Текст —
Отец советовал не тратить время на телевизор:
– Лучше книги читайте! – не переставал он повторять.
Дело было ещё и в том, что в кино, которое крутили по вечерам, целовались. Кстати, мы и не думали в его присутствии смотреть такие вещи… Да и он не смотрел: через несколько минут уже дремал. Сейчас я иногда ловлю себя на этом, наверное, наследственное. Впрочем, телевизор я почти не смотрю лет тридцать…

Ереван – город «понаехавших». Все соседи приехали откуда-то. «Зареци» жили напротив, на взгорке, ниже нас жила семья ноемберянцев, сына их звали удивительным именем: Комитас! А тётушка Софик, чуть подальше, вдова майора милиции, была «тифлизеци Софик». У неё в саду стоял настоящий «чарх»! Скрипучее сооружение, перекачивающее воду в нужном направлении. Колесо! Поэтому я хорошо знала в лицо главный реквизит пьесы Чаренца «Капказ тамаша», когда переводила её на русский язык.

Задание A — Измените фрагмент текста о детстве в Ереване, начиная со слов «Отец советовал не» и продолжая до слов «на русский язык.»: слово «Комитас» замените на «Гурген».

Входные данные —
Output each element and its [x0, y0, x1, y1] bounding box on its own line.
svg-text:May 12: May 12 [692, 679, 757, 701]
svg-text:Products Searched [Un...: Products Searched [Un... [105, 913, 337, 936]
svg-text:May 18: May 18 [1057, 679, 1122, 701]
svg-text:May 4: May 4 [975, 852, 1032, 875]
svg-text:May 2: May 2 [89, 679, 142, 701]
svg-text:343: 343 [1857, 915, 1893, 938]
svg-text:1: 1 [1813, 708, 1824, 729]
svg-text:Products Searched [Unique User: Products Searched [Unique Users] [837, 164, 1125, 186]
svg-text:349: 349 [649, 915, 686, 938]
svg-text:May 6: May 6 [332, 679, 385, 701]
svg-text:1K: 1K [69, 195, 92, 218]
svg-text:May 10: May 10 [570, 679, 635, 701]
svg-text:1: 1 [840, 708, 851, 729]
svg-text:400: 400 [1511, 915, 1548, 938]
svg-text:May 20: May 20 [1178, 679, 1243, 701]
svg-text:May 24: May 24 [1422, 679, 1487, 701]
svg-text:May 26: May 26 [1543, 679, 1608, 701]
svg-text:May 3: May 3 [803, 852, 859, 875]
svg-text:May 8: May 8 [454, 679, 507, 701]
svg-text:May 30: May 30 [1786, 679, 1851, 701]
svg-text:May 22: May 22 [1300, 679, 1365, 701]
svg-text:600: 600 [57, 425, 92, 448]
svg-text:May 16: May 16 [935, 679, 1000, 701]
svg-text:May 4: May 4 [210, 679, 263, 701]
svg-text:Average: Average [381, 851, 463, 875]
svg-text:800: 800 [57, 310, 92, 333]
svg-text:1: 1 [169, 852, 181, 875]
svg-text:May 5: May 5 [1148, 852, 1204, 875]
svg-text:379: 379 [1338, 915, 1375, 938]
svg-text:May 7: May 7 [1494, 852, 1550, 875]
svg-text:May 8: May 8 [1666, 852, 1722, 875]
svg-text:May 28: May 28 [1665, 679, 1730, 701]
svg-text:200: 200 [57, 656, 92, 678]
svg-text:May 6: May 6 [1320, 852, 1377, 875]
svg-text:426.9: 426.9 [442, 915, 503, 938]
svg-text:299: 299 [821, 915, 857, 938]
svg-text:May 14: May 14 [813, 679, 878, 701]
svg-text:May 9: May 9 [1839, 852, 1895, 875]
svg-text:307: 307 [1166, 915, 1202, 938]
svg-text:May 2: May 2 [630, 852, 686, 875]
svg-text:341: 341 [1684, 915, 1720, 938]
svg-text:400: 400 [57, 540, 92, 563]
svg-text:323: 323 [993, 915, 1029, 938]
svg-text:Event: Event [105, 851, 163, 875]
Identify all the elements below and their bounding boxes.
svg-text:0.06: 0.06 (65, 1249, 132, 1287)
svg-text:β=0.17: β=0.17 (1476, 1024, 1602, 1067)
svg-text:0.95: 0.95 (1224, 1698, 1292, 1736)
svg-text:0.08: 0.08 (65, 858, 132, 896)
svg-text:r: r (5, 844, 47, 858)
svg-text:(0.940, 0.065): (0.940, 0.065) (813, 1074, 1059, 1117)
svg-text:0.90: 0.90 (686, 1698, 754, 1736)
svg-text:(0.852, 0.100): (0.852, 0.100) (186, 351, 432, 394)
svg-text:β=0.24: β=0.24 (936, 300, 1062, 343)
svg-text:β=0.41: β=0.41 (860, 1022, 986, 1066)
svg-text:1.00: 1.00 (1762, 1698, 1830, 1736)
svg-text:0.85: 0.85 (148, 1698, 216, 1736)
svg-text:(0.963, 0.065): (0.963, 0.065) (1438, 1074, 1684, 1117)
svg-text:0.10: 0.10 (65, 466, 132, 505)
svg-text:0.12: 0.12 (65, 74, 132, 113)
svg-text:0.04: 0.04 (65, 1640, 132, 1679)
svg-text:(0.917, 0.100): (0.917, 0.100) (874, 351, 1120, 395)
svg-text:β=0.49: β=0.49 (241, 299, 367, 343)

Задание B — Пожалуйста, выпишите дословно записи с самого начала и до строки с «svg-text:r: r (5, 844, 47, 858)» включительно.

Ожидаемый ответ A —
Отец советовал не тратить время на телевизор:
– Лучше книги читайте! – не переставал он повторять.
Дело было ещё и в том, что в кино, которое крутили по вечерам, целовались. Кстати, мы и не думали в его присутствии смотреть такие вещи… Да и он не смотрел: через несколько минут уже дремал. Сейчас я иногда ловлю себя на этом, наверное, наследственное. Впрочем, телевизор я почти не смотрю лет тридцать…

Ереван – город «понаехавших». Все соседи приехали откуда-то. «Зареци» жили напротив, на взгорке, ниже нас жила семья ноемберянцев, сына их звали удивительным именем: Гурген! А тётушка Софик, чуть подальше, вдова майора милиции, была «тифлизеци Софик». У неё в саду стоял настоящий «чарх»! Скрипучее сооружение, перекачивающее воду в нужном направлении. Колесо! Поэтому я хорошо знала в лицо главный реквизит пьесы Чаренца «Капказ тамаша», когда переводила её на русский язык.

Ожидаемый ответ B —
Output each element and its [x0, y0, x1, y1] bounding box on its own line.
svg-text:May 12: May 12 [692, 679, 757, 701]
svg-text:Products Searched [Un...: Products Searched [Un... [105, 913, 337, 936]
svg-text:May 18: May 18 [1057, 679, 1122, 701]
svg-text:May 4: May 4 [975, 852, 1032, 875]
svg-text:May 2: May 2 [89, 679, 142, 701]
svg-text:343: 343 [1857, 915, 1893, 938]
svg-text:1: 1 [1813, 708, 1824, 729]
svg-text:Products Searched [Unique User: Products Searched [Unique Users] [837, 164, 1125, 186]
svg-text:349: 349 [649, 915, 686, 938]
svg-text:May 6: May 6 [332, 679, 385, 701]
svg-text:1K: 1K [69, 195, 92, 218]
svg-text:May 10: May 10 [570, 679, 635, 701]
svg-text:1: 1 [840, 708, 851, 729]
svg-text:400: 400 [1511, 915, 1548, 938]
svg-text:May 20: May 20 [1178, 679, 1243, 701]
svg-text:May 24: May 24 [1422, 679, 1487, 701]
svg-text:May 26: May 26 [1543, 679, 1608, 701]
svg-text:May 3: May 3 [803, 852, 859, 875]
svg-text:May 8: May 8 [454, 679, 507, 701]
svg-text:May 30: May 30 [1786, 679, 1851, 701]
svg-text:May 22: May 22 [1300, 679, 1365, 701]
svg-text:600: 600 [57, 425, 92, 448]
svg-text:May 16: May 16 [935, 679, 1000, 701]
svg-text:May 4: May 4 [210, 679, 263, 701]
svg-text:Average: Average [381, 851, 463, 875]
svg-text:800: 800 [57, 310, 92, 333]
svg-text:1: 1 [169, 852, 181, 875]
svg-text:May 5: May 5 [1148, 852, 1204, 875]
svg-text:379: 379 [1338, 915, 1375, 938]
svg-text:May 7: May 7 [1494, 852, 1550, 875]
svg-text:May 8: May 8 [1666, 852, 1722, 875]
svg-text:May 28: May 28 [1665, 679, 1730, 701]
svg-text:200: 200 [57, 656, 92, 678]
svg-text:May 6: May 6 [1320, 852, 1377, 875]
svg-text:426.9: 426.9 [442, 915, 503, 938]
svg-text:299: 299 [821, 915, 857, 938]
svg-text:May 14: May 14 [813, 679, 878, 701]
svg-text:May 9: May 9 [1839, 852, 1895, 875]
svg-text:307: 307 [1166, 915, 1202, 938]
svg-text:May 2: May 2 [630, 852, 686, 875]
svg-text:341: 341 [1684, 915, 1720, 938]
svg-text:400: 400 [57, 540, 92, 563]
svg-text:323: 323 [993, 915, 1029, 938]
svg-text:Event: Event [105, 851, 163, 875]
Identify all the elements below and their bounding boxes.
svg-text:0.06: 0.06 (65, 1249, 132, 1287)
svg-text:β=0.17: β=0.17 (1476, 1024, 1602, 1067)
svg-text:0.95: 0.95 (1224, 1698, 1292, 1736)
svg-text:0.08: 0.08 (65, 858, 132, 896)
svg-text:r: r (5, 844, 47, 858)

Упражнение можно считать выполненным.